SET EXERCISE
Every record should be repeated exactly, except that pictures are left out.

SOURCE RECORDS
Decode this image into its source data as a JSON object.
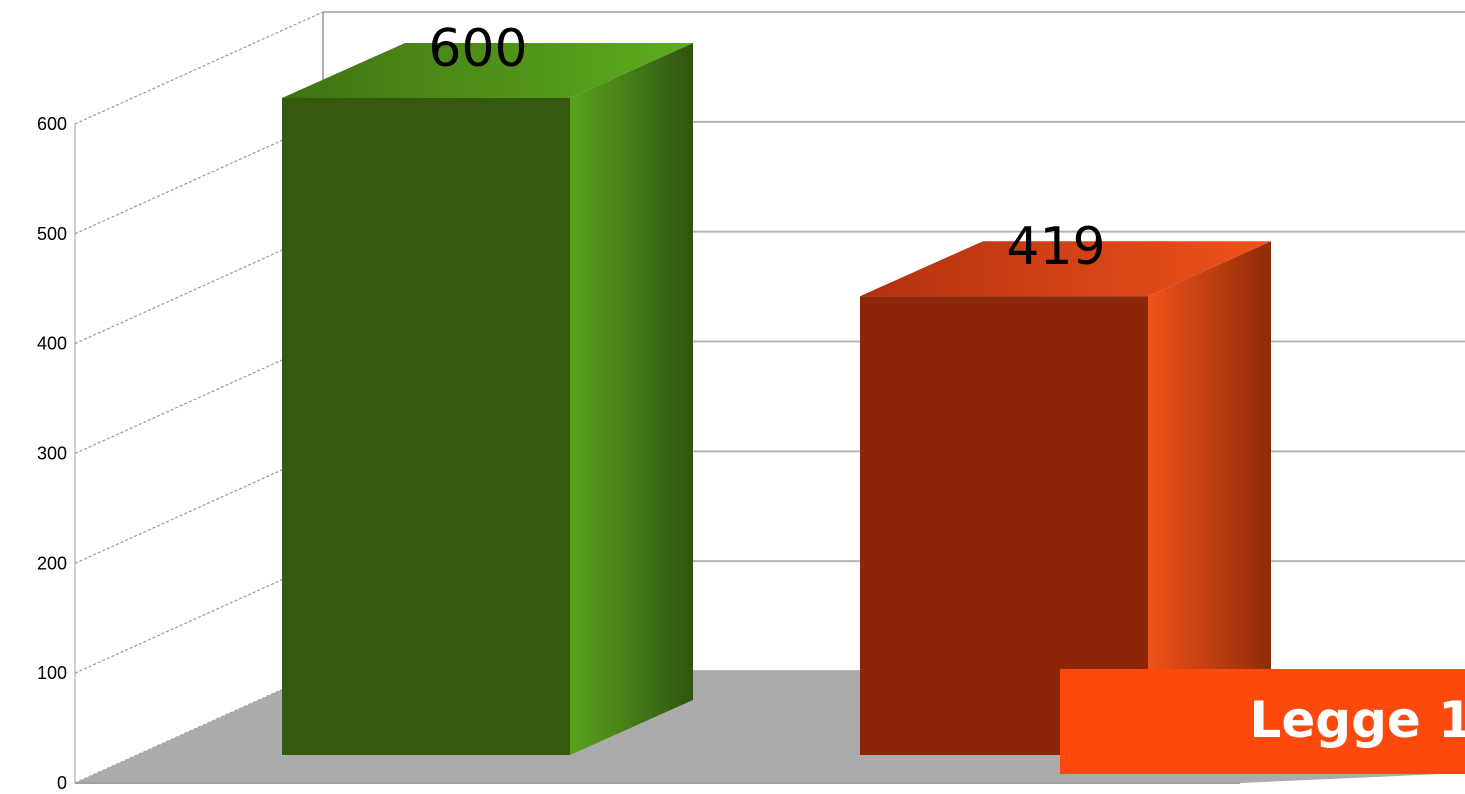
{
  "chart_data": {
    "type": "bar",
    "categories": [
      "",
      ""
    ],
    "values": [
      600,
      419
    ],
    "data_labels": [
      "600",
      "419"
    ],
    "ylim": [
      0,
      600
    ],
    "yticks": [
      "0",
      "100",
      "200",
      "300",
      "400",
      "500",
      "600"
    ],
    "grid": true,
    "style": "3d",
    "colors": [
      "#35590f",
      "#8b2608"
    ],
    "colors_side": [
      "#5aa31e",
      "#e84e14"
    ],
    "colors_top": [
      "#4a8c17",
      "#d84415"
    ],
    "floor_color": "#ababab",
    "legend": {
      "text": "Legge 1",
      "color": "#fc4a0e",
      "placement": "bottom-right"
    }
  }
}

EXERCISE OUTPUT
Decode this image into its source data as a JSON object.
{
  "chart_data": {
    "type": "bar",
    "categories": [
      "",
      ""
    ],
    "values": [
      600,
      419
    ],
    "data_labels": [
      "600",
      "419"
    ],
    "ylim": [
      0,
      600
    ],
    "yticks": [
      "0",
      "100",
      "200",
      "300",
      "400",
      "500",
      "600"
    ],
    "grid": true,
    "style": "3d",
    "colors": [
      "#35590f",
      "#8b2608"
    ],
    "colors_side": [
      "#5aa31e",
      "#e84e14"
    ],
    "colors_top": [
      "#4a8c17",
      "#d84415"
    ],
    "floor_color": "#ababab",
    "legend": {
      "text": "Legge 1",
      "color": "#fc4a0e",
      "placement": "bottom-right"
    }
  }
}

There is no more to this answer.